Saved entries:
——————————

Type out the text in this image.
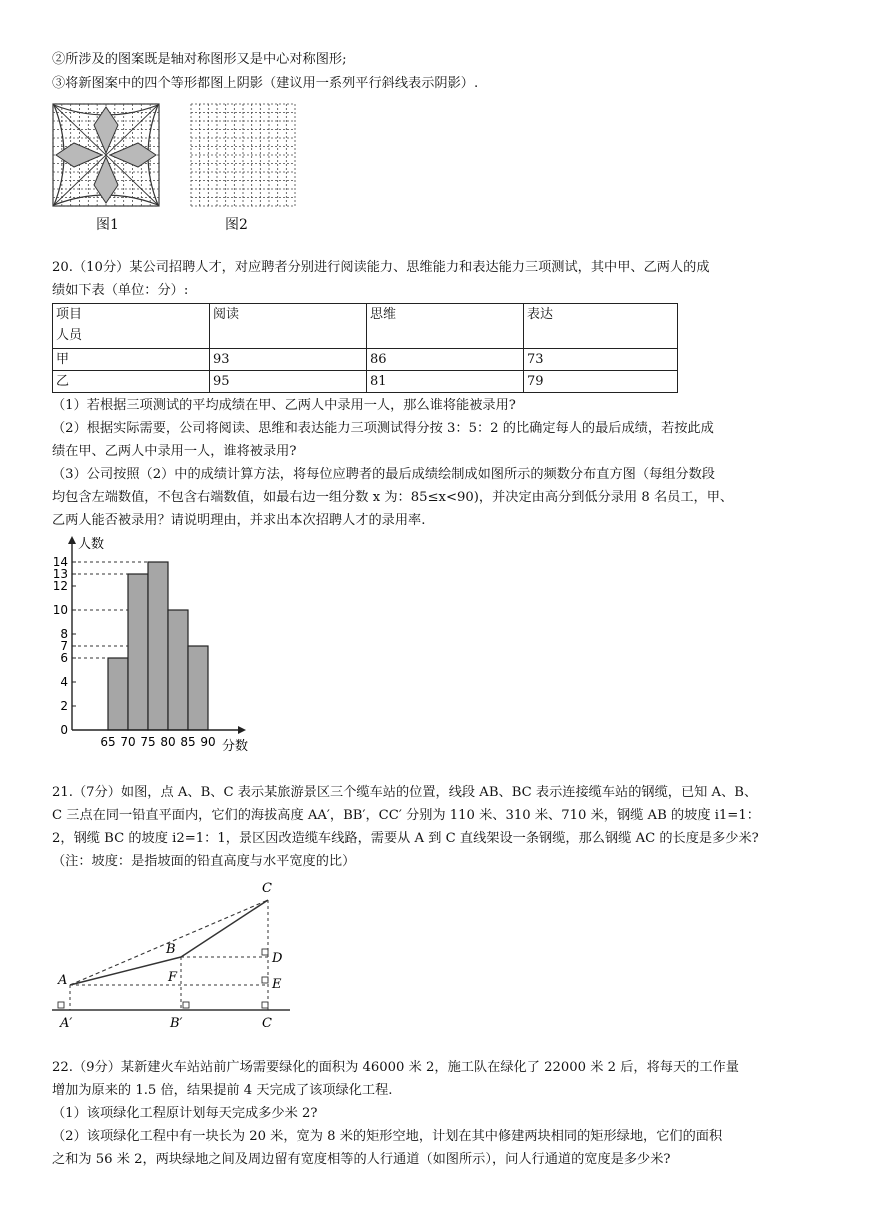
②所涉及的图案既是轴对称图形又是中心对称图形;
③将新图案中的四个等形都图上阴影（建议用一系列平行斜线表示阴影）.
图1	图2
20.（10分）某公司招聘人才，对应聘者分别进行阅读能力、思维能力和表达能力三项测试，其中甲、乙两人的成
绩如下表（单位：分）:
项目
人员	阅读	思维	表达
甲	93	86	73
乙	95	81	79
（1）若根据三项测试的平均成绩在甲、乙两人中录用一人，那么谁将能被录用?
（2）根据实际需要，公司将阅读、思维和表达能力三项测试得分按 3：5：2 的比确定每人的最后成绩，若按此成
绩在甲、乙两人中录用一人，谁将被录用?
（3）公司按照（2）中的成绩计算方法，将每位应聘者的最后成绩绘制成如图所示的频数分布直方图（每组分数段
均包含左端数值，不包含右端数值，如最右边一组分数 x 为：85≤x<90)，并决定由高分到低分录用 8 名员工，甲、
乙两人能否被录用？请说明理由，并求出本次招聘人才的录用率.
0
2
4
6
7
8
10
12
13
14
65 70 75 80 85 90
人数
分数
21.（7分）如图，点 A、B、C 表示某旅游景区三个缆车站的位置，线段 AB、BC 表示连接缆车站的钢缆，已知 A、B、
C 三点在同一铅直平面内，它们的海拔高度 AA′，BB′，CC′ 分别为 110 米、310 米、710 米，钢缆 AB 的坡度 i1=1：
2，钢缆 BC 的坡度 i2=1：1，景区因改造缆车线路，需要从 A 到 C 直线架设一条钢缆，那么钢缆 AC 的长度是多少米?
（注：坡度：是指坡面的铅直高度与水平宽度的比）
A
B
C
D
E
F
A′	B′	C
22.（9分）某新建火车站站前广场需要绿化的面积为 46000 米 2，施工队在绿化了 22000 米 2 后，将每天的工作量
增加为原来的 1.5 倍，结果提前 4 天完成了该项绿化工程.
（1）该项绿化工程原计划每天完成多少米 2?
（2）该项绿化工程中有一块长为 20 米，宽为 8 米的矩形空地，计划在其中修建两块相同的矩形绿地，它们的面积
之和为 56 米 2，两块绿地之间及周边留有宽度相等的人行通道（如图所示），问人行通道的宽度是多少米?
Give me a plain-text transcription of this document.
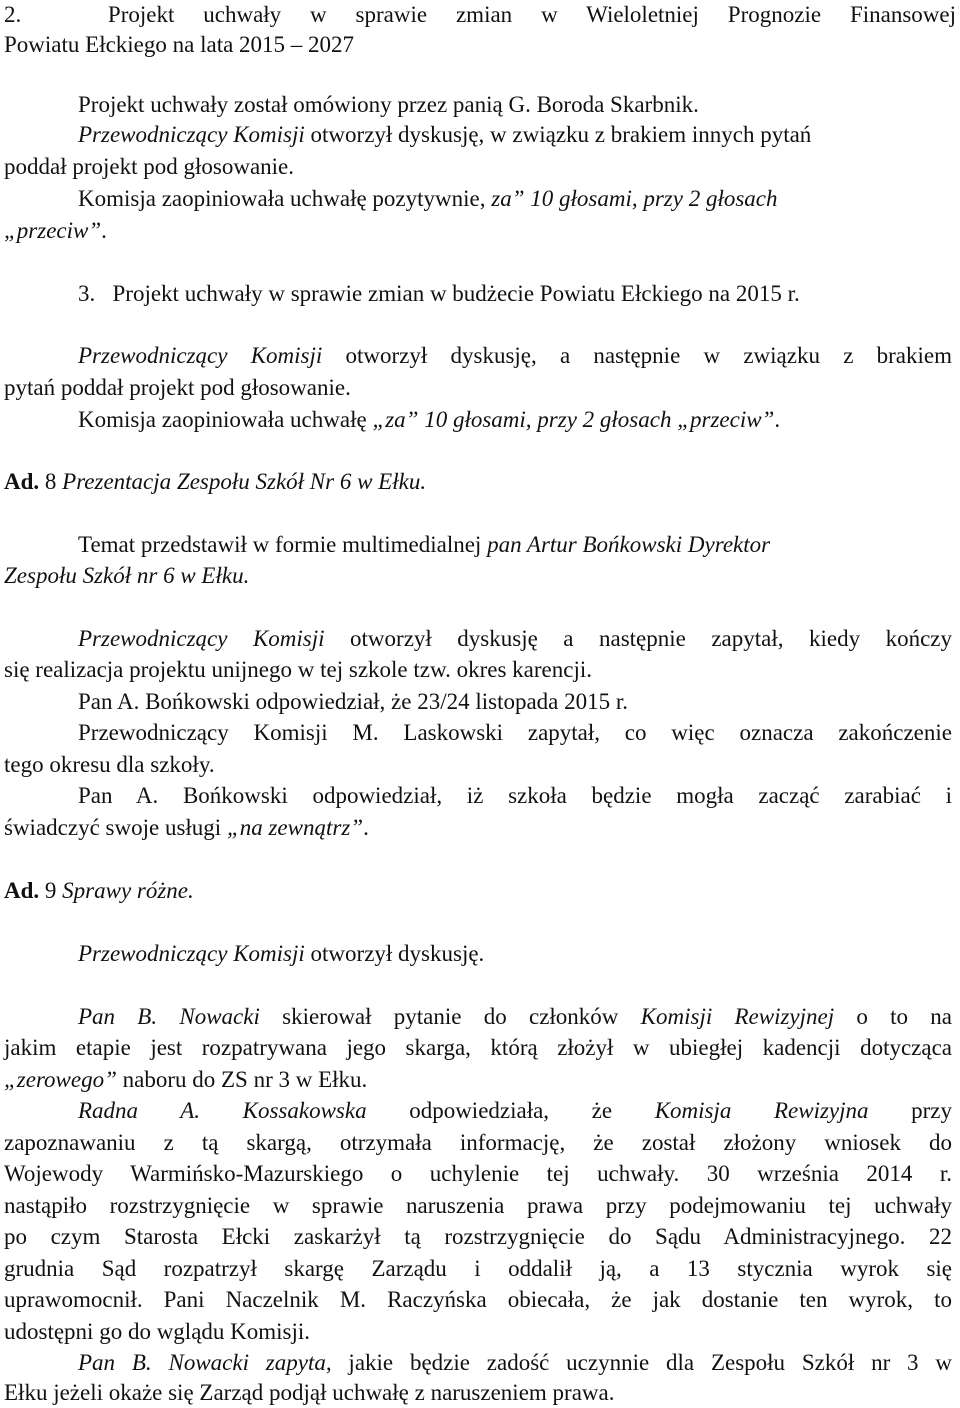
2.	Projekt uchwały w sprawie zmian w Wieloletniej Prognozie Finansowej
Powiatu Ełckiego na lata 2015 – 2027
Projekt uchwały został omówiony przez panią G. Boroda Skarbnik.
Przewodniczący Komisji otworzył dyskusję, w związku z brakiem innych pytań
poddał projekt pod głosowanie.
Komisja zaopiniowała uchwałę pozytywnie, za” 10 głosami, przy 2 głosach
„przeciw”.
3. Projekt uchwały w sprawie zmian w budżecie Powiatu Ełckiego na 2015 r.
Przewodniczący Komisji otworzył dyskusję, a następnie w związku z brakiem
pytań poddał projekt pod głosowanie.
Komisja zaopiniowała uchwałę „za” 10 głosami, przy 2 głosach „przeciw”.
Ad. 8 Prezentacja Zespołu Szkół Nr 6 w Ełku.
Temat przedstawił w formie multimedialnej pan Artur Bońkowski Dyrektor
Zespołu Szkół nr 6 w Ełku.
Przewodniczący Komisji otworzył dyskusję a następnie zapytał, kiedy kończy
się realizacja projektu unijnego w tej szkole tzw. okres karencji.
Pan A. Bońkowski odpowiedział, że 23/24 listopada 2015 r.
Przewodniczący Komisji M. Laskowski zapytał, co więc oznacza zakończenie
tego okresu dla szkoły.
Pan A. Bońkowski odpowiedział, iż szkoła będzie mogła zacząć zarabiać i
świadczyć swoje usługi „na zewnątrz”.
Ad. 9 Sprawy różne.
Przewodniczący Komisji otworzył dyskusję.
Pan B. Nowacki skierował pytanie do członków Komisji Rewizyjnej o to na
jakim etapie jest rozpatrywana jego skarga, którą złożył w ubiegłej kadencji dotycząca
„zerowego” naboru do ZS nr 3 w Ełku.
Radna A. Kossakowska odpowiedziała, że Komisja Rewizyjna przy
zapoznawaniu z tą skargą, otrzymała informację, że został złożony wniosek do
Wojewody Warmińsko-Mazurskiego o uchylenie tej uchwały. 30 września 2014 r.
nastąpiło rozstrzygnięcie w sprawie naruszenia prawa przy podejmowaniu tej uchwały
po czym Starosta Ełcki zaskarżył tą rozstrzygnięcie do Sądu Administracyjnego. 22
grudnia Sąd rozpatrzył skargę Zarządu i oddalił ją, a 13 stycznia wyrok się
uprawomocnił. Pani Naczelnik M. Raczyńska obiecała, że jak dostanie ten wyrok, to
udostępni go do wglądu Komisji.
Pan B. Nowacki zapyta, jakie będzie zadość uczynnie dla Zespołu Szkół nr 3 w
Ełku jeżeli okaże się Zarząd podjął uchwałę z naruszeniem prawa.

——————————

:: What is expected ::
Looking at the records above, work out how many lines include the word "Powiatu", then give that number by itself.

:: The result ::
2